## [SET PROBLEM]
Each record below should appear again exactly as written.

(Dataset items)

____________

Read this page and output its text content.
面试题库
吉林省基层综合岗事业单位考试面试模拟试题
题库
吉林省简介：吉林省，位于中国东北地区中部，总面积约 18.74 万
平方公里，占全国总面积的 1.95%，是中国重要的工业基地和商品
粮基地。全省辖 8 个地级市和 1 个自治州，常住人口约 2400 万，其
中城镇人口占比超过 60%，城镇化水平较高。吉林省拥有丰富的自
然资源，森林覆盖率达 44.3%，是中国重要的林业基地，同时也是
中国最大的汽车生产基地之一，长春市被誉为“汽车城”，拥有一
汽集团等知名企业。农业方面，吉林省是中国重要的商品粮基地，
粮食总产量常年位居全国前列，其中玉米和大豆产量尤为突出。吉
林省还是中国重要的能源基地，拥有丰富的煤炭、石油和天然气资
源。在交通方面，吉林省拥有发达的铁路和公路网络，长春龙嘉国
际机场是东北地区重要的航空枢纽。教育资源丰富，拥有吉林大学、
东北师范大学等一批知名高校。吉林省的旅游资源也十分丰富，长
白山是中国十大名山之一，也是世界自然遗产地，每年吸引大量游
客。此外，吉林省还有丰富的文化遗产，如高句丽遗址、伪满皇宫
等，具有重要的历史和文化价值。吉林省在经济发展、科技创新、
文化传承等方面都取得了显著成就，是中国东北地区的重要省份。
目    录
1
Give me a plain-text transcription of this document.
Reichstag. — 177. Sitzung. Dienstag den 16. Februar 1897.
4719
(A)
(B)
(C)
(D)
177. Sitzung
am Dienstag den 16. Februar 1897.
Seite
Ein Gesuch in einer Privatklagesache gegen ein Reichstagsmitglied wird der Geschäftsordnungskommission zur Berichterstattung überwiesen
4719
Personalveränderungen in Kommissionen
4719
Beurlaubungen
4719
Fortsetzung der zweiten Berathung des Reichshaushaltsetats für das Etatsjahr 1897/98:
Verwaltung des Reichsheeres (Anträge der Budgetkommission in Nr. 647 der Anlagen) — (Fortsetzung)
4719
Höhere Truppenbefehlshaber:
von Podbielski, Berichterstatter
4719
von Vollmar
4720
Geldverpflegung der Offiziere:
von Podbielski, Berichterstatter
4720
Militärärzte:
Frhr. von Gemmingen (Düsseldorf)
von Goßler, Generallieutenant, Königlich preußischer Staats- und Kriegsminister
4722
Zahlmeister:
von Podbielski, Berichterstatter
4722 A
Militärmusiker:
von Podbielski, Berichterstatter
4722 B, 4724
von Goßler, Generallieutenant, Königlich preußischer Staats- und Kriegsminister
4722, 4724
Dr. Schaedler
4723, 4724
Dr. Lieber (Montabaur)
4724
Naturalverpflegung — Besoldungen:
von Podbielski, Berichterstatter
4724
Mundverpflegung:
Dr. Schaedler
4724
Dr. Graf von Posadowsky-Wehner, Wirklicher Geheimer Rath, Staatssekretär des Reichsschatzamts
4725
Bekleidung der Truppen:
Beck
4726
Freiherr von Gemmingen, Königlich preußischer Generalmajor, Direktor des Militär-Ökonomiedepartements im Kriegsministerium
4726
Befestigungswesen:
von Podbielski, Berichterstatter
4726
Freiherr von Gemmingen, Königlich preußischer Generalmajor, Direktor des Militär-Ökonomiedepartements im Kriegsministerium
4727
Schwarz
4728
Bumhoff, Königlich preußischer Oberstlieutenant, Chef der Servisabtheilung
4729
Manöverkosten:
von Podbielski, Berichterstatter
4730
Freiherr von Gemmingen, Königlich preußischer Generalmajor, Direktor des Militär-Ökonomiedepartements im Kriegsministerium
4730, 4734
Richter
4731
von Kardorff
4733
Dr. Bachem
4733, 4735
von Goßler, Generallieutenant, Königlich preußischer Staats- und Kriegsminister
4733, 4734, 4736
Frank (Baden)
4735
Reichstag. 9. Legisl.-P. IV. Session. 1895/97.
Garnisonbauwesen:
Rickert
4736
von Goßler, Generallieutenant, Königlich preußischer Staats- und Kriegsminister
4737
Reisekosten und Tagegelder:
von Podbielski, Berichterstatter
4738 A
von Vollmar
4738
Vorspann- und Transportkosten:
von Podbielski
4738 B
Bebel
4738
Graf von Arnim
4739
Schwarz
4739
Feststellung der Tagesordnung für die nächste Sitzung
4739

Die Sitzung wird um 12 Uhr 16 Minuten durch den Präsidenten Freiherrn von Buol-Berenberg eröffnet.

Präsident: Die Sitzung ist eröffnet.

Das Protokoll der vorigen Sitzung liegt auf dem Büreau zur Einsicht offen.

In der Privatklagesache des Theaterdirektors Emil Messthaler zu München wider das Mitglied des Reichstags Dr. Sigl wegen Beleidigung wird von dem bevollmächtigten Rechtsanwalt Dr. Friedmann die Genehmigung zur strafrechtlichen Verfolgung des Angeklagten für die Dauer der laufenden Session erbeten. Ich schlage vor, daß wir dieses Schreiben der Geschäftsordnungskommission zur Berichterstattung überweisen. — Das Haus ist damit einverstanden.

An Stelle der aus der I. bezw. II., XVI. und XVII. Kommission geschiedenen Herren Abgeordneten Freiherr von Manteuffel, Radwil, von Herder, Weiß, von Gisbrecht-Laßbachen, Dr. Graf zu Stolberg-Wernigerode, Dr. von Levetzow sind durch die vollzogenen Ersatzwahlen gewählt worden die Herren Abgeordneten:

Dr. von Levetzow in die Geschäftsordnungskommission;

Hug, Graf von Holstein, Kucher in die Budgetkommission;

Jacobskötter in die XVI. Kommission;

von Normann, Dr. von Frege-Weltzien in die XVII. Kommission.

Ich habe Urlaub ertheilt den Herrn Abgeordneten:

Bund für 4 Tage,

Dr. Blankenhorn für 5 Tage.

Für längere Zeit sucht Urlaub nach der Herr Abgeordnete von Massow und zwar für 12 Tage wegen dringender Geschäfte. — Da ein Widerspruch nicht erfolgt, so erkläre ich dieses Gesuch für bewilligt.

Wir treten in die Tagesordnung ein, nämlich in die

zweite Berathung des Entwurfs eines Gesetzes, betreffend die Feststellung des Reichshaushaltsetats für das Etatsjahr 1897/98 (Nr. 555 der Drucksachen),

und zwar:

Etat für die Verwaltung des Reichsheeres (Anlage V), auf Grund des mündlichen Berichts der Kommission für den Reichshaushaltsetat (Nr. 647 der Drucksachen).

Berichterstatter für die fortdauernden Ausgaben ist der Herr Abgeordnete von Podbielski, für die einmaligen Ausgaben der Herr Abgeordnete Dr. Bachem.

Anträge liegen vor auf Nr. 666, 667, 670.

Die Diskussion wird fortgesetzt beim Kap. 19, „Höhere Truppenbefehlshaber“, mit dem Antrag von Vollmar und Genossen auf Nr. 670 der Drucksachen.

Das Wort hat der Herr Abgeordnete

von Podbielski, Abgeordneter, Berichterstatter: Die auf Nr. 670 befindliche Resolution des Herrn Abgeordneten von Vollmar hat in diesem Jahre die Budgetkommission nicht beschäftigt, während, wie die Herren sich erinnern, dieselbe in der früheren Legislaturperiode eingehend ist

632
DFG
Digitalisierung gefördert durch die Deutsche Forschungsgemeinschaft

____________

## [EXERCISE ANSWER]
Read this page and output its text content.
面试题库
吉林省基层综合岗事业单位考试面试模拟试题
题库
吉林省简介：吉林省，位于中国东北地区中部，总面积约 18.74 万
平方公里，占全国总面积的 1.95%，是中国重要的工业基地和商品
粮基地。全省辖 8 个地级市和 1 个自治州，常住人口约 2400 万，其
中城镇人口占比超过 60%，城镇化水平较高。吉林省拥有丰富的自
然资源，森林覆盖率达 44.3%，是中国重要的林业基地，同时也是
中国最大的汽车生产基地之一，长春市被誉为“汽车城”，拥有一
汽集团等知名企业。农业方面，吉林省是中国重要的商品粮基地，
粮食总产量常年位居全国前列，其中玉米和大豆产量尤为突出。吉
林省还是中国重要的能源基地，拥有丰富的煤炭、石油和天然气资
源。在交通方面，吉林省拥有发达的铁路和公路网络，长春龙嘉国
际机场是东北地区重要的航空枢纽。教育资源丰富，拥有吉林大学、
东北师范大学等一批知名高校。吉林省的旅游资源也十分丰富，长
白山是中国十大名山之一，也是世界自然遗产地，每年吸引大量游
客。此外，吉林省还有丰富的文化遗产，如高句丽遗址、伪满皇宫
等，具有重要的历史和文化价值。吉林省在经济发展、科技创新、
文化传承等方面都取得了显著成就，是中国东北地区的重要省份。
目    录
1
Give me a plain-text transcription of this document.
Reichstag. — 177. Sitzung. Dienstag den 16. Februar 1897.
4719
(A)
(B)
(C)
(D)
177. Sitzung
am Dienstag den 16. Februar 1897.
Seite
Ein Gesuch in einer Privatklagesache gegen ein Reichstagsmitglied wird der Geschäftsordnungskommission zur Berichterstattung überwiesen
4719
Personalveränderungen in Kommissionen
4719
Beurlaubungen
4719
Fortsetzung der zweiten Berathung des Reichshaushaltsetats für das Etatsjahr 1897/98:
Verwaltung des Reichsheeres (Anträge der Budgetkommission in Nr. 647 der Anlagen) — (Fortsetzung)
4719
Höhere Truppenbefehlshaber:
von Podbielski, Berichterstatter
4719
von Vollmar
4720
Geldverpflegung der Offiziere:
von Podbielski, Berichterstatter
4720
Militärärzte:
Frhr. von Gemmingen (Düsseldorf)
von Goßler, Generallieutenant, Königlich preußischer Staats- und Kriegsminister
4722
Zahlmeister:
von Podbielski, Berichterstatter
4722 A
Militärmusiker:
von Podbielski, Berichterstatter
4722 B, 4724
von Goßler, Generallieutenant, Königlich preußischer Staats- und Kriegsminister
4722, 4724
Dr. Schaedler
4723, 4724
Dr. Lieber (Montabaur)
4724
Naturalverpflegung — Besoldungen:
von Podbielski, Berichterstatter
4724
Mundverpflegung:
Dr. Schaedler
4724
Dr. Graf von Posadowsky-Wehner, Wirklicher Geheimer Rath, Staatssekretär des Reichsschatzamts
4725
Bekleidung der Truppen:
Beck
4726
Freiherr von Gemmingen, Königlich preußischer Generalmajor, Direktor des Militär-Ökonomiedepartements im Kriegsministerium
4726
Befestigungswesen:
von Podbielski, Berichterstatter
4726
Freiherr von Gemmingen, Königlich preußischer Generalmajor, Direktor des Militär-Ökonomiedepartements im Kriegsministerium
4727
Schwarz
4728
Bumhoff, Königlich preußischer Oberstlieutenant, Chef der Servisabtheilung
4729
Manöverkosten:
von Podbielski, Berichterstatter
4730
Freiherr von Gemmingen, Königlich preußischer Generalmajor, Direktor des Militär-Ökonomiedepartements im Kriegsministerium
4730, 4734
Richter
4731
von Kardorff
4733
Dr. Bachem
4733, 4735
von Goßler, Generallieutenant, Königlich preußischer Staats- und Kriegsminister
4733, 4734, 4736
Frank (Baden)
4735
Reichstag. 9. Legisl.-P. IV. Session. 1895/97.
Garnisonbauwesen:
Rickert
4736
von Goßler, Generallieutenant, Königlich preußischer Staats- und Kriegsminister
4737
Reisekosten und Tagegelder:
von Podbielski, Berichterstatter
4738 A
von Vollmar
4738
Vorspann- und Transportkosten:
von Podbielski
4738 B
Bebel
4738
Graf von Arnim
4739
Schwarz
4739
Feststellung der Tagesordnung für die nächste Sitzung
4739

Die Sitzung wird um 12 Uhr 16 Minuten durch den Präsidenten Freiherrn von Buol-Berenberg eröffnet.

Präsident: Die Sitzung ist eröffnet.

Das Protokoll der vorigen Sitzung liegt auf dem Büreau zur Einsicht offen.

In der Privatklagesache des Theaterdirektors Emil Messthaler zu München wider das Mitglied des Reichstags Dr. Sigl wegen Beleidigung wird von dem bevollmächtigten Rechtsanwalt Dr. Friedmann die Genehmigung zur strafrechtlichen Verfolgung des Angeklagten für die Dauer der laufenden Session erbeten. Ich schlage vor, daß wir dieses Schreiben der Geschäftsordnungskommission zur Berichterstattung überweisen. — Das Haus ist damit einverstanden.

An Stelle der aus der I. bezw. II., XVI. und XVII. Kommission geschiedenen Herren Abgeordneten Freiherr von Manteuffel, Radwil, von Herder, Weiß, von Gisbrecht-Laßbachen, Dr. Graf zu Stolberg-Wernigerode, Dr. von Levetzow sind durch die vollzogenen Ersatzwahlen gewählt worden die Herren Abgeordneten:

Dr. von Levetzow in die Geschäftsordnungskommission;

Hug, Graf von Holstein, Kucher in die Budgetkommission;

Jacobskötter in die XVI. Kommission;

von Normann, Dr. von Frege-Weltzien in die XVII. Kommission.

Ich habe Urlaub ertheilt den Herrn Abgeordneten:

Bund für 4 Tage,

Dr. Blankenhorn für 5 Tage.

Für längere Zeit sucht Urlaub nach der Herr Abgeordnete von Massow und zwar für 12 Tage wegen dringender Geschäfte. — Da ein Widerspruch nicht erfolgt, so erkläre ich dieses Gesuch für bewilligt.

Wir treten in die Tagesordnung ein, nämlich in die

zweite Berathung des Entwurfs eines Gesetzes, betreffend die Feststellung des Reichshaushaltsetats für das Etatsjahr 1897/98 (Nr. 555 der Drucksachen),

und zwar:

Etat für die Verwaltung des Reichsheeres (Anlage V), auf Grund des mündlichen Berichts der Kommission für den Reichshaushaltsetat (Nr. 647 der Drucksachen).

Berichterstatter für die fortdauernden Ausgaben ist der Herr Abgeordnete von Podbielski, für die einmaligen Ausgaben der Herr Abgeordnete Dr. Bachem.

Anträge liegen vor auf Nr. 666, 667, 670.

Die Diskussion wird fortgesetzt beim Kap. 19, „Höhere Truppenbefehlshaber“, mit dem Antrag von Vollmar und Genossen auf Nr. 670 der Drucksachen.

Das Wort hat der Herr Abgeordnete

von Podbielski, Abgeordneter, Berichterstatter: Die auf Nr. 670 befindliche Resolution des Herrn Abgeordneten von Vollmar hat in diesem Jahre die Budgetkommission nicht beschäftigt, während, wie die Herren sich erinnern, dieselbe in der früheren Legislaturperiode eingehend ist

632
DFG
Digitalisierung gefördert durch die Deutsche Forschungsgemeinschaft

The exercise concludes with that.